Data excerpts
====================
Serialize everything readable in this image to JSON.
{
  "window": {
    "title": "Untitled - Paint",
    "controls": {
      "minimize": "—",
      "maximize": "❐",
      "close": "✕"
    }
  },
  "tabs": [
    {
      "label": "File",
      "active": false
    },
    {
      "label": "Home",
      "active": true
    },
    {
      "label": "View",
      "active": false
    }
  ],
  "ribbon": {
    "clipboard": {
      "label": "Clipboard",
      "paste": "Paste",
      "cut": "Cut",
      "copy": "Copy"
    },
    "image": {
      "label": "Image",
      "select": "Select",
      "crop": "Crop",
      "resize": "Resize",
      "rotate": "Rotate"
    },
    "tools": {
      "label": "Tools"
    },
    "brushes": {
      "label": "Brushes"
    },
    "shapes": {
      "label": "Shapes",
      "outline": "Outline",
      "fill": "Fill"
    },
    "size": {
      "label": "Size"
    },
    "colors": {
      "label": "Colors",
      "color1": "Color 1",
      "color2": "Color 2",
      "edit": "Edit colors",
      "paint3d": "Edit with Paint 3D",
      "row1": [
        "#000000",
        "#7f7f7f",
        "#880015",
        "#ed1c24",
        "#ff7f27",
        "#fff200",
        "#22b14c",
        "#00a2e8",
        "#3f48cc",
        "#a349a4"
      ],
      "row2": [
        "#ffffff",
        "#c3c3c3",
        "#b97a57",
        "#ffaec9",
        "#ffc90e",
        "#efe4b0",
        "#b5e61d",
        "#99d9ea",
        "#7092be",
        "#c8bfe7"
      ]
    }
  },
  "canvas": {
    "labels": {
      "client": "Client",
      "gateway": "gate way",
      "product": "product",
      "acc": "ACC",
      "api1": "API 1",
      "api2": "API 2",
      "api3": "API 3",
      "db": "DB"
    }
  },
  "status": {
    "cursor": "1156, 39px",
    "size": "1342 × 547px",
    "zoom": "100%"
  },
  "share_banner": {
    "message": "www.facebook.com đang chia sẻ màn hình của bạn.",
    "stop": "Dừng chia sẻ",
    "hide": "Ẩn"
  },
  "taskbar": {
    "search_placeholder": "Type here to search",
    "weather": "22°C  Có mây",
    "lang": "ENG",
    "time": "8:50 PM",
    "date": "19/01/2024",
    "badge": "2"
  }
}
====================
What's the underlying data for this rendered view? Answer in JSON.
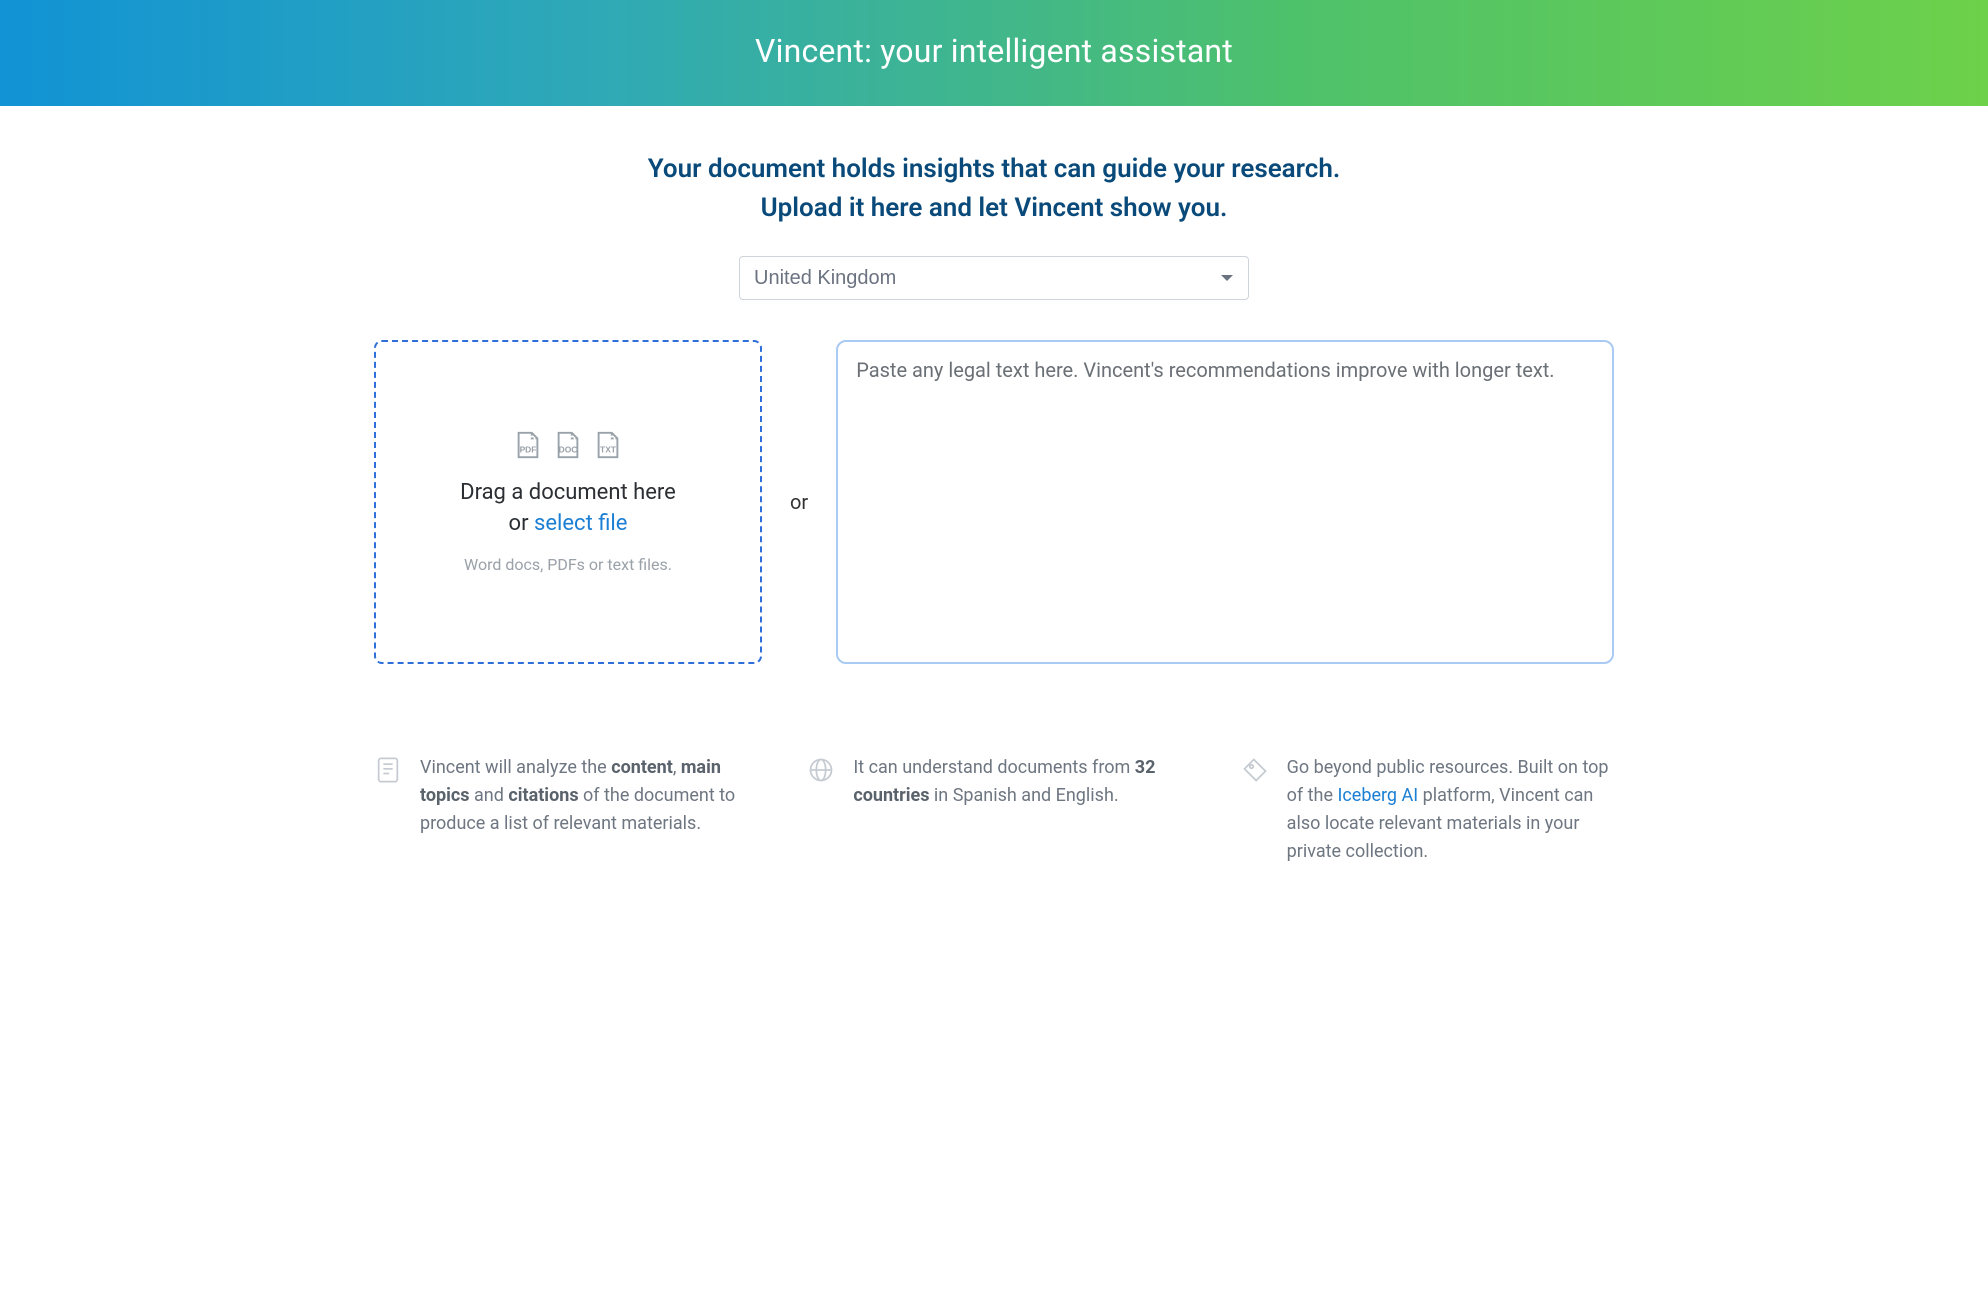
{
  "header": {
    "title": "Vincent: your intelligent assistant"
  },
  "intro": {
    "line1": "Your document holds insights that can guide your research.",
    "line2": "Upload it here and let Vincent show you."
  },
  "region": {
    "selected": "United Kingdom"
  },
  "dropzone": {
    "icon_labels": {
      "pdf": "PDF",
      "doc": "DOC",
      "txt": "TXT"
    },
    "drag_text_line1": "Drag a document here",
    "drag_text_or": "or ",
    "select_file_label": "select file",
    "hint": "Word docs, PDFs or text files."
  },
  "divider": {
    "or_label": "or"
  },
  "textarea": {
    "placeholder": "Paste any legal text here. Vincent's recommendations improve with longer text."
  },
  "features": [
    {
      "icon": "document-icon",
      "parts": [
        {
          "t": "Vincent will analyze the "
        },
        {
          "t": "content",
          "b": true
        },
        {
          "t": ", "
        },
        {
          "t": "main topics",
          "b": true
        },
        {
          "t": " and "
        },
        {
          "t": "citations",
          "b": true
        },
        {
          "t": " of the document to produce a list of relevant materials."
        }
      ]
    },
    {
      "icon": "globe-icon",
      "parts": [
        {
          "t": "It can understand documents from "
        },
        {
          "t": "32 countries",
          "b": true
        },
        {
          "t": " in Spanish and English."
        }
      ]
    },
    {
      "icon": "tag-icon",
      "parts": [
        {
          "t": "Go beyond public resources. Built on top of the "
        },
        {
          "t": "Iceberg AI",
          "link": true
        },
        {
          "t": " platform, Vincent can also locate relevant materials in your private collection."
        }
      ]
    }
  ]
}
====================
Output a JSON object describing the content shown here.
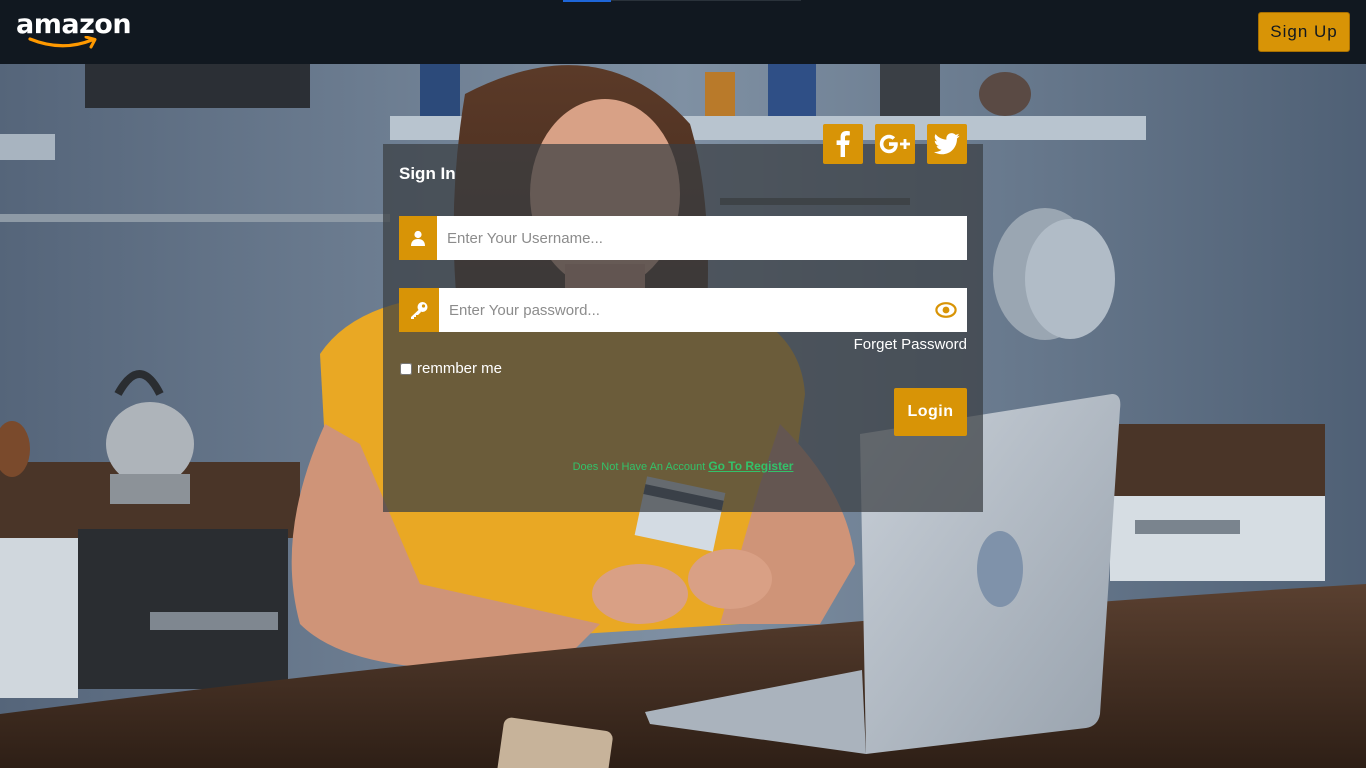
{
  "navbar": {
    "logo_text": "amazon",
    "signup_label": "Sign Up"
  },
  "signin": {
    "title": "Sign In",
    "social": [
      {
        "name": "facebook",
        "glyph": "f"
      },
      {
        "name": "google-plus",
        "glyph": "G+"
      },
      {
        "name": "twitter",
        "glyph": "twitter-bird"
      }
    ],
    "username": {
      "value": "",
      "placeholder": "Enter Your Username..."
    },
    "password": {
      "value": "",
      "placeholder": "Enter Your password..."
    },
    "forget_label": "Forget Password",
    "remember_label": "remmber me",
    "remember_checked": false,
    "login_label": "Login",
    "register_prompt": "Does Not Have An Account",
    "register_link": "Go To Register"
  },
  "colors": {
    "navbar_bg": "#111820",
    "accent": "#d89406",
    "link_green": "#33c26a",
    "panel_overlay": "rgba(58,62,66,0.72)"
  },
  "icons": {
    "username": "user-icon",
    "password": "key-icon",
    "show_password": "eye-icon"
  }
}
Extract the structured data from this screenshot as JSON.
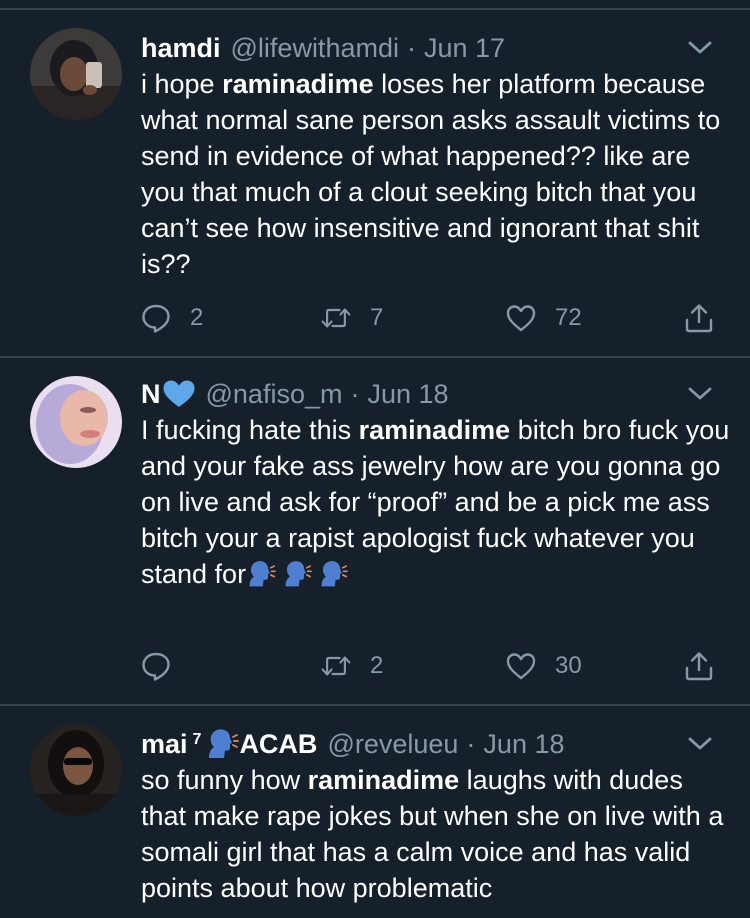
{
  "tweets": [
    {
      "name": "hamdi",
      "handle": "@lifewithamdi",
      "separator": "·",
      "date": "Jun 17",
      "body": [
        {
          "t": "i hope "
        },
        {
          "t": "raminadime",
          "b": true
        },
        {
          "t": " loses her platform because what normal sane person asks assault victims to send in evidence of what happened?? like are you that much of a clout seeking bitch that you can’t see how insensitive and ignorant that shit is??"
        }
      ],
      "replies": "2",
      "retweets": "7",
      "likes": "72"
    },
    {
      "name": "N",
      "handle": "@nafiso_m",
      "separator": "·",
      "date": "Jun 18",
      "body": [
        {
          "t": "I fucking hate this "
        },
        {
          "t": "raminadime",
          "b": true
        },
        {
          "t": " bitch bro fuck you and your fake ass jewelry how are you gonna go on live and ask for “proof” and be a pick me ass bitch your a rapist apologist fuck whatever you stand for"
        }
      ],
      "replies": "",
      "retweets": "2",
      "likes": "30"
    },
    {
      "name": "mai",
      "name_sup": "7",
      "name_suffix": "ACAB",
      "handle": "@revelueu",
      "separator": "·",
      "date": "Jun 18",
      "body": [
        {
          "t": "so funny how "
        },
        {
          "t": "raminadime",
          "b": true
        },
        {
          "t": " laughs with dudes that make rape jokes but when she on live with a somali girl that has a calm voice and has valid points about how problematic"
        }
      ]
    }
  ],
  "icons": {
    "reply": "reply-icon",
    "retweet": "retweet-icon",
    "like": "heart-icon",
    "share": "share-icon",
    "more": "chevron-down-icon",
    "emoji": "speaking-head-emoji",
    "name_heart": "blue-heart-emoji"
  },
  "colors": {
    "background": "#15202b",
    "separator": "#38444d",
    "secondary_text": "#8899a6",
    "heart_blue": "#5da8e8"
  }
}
====================
* _What the exercise asks_
Show all lines from the listing above in which "that" appears.

* _Complete answer_
    "line1": "Your document holds insights that can guide your research.",
          "t": " loses her platform because what normal sane person asks assault victims to send in evidence of what happened?? like are you that much of a clout seeking bitch that you can’t see how insensitive and ignorant that shit is??"
          "t": " laughs with dudes that make rape jokes but when she on live with a somali girl that has a calm voice and has valid points about how problematic"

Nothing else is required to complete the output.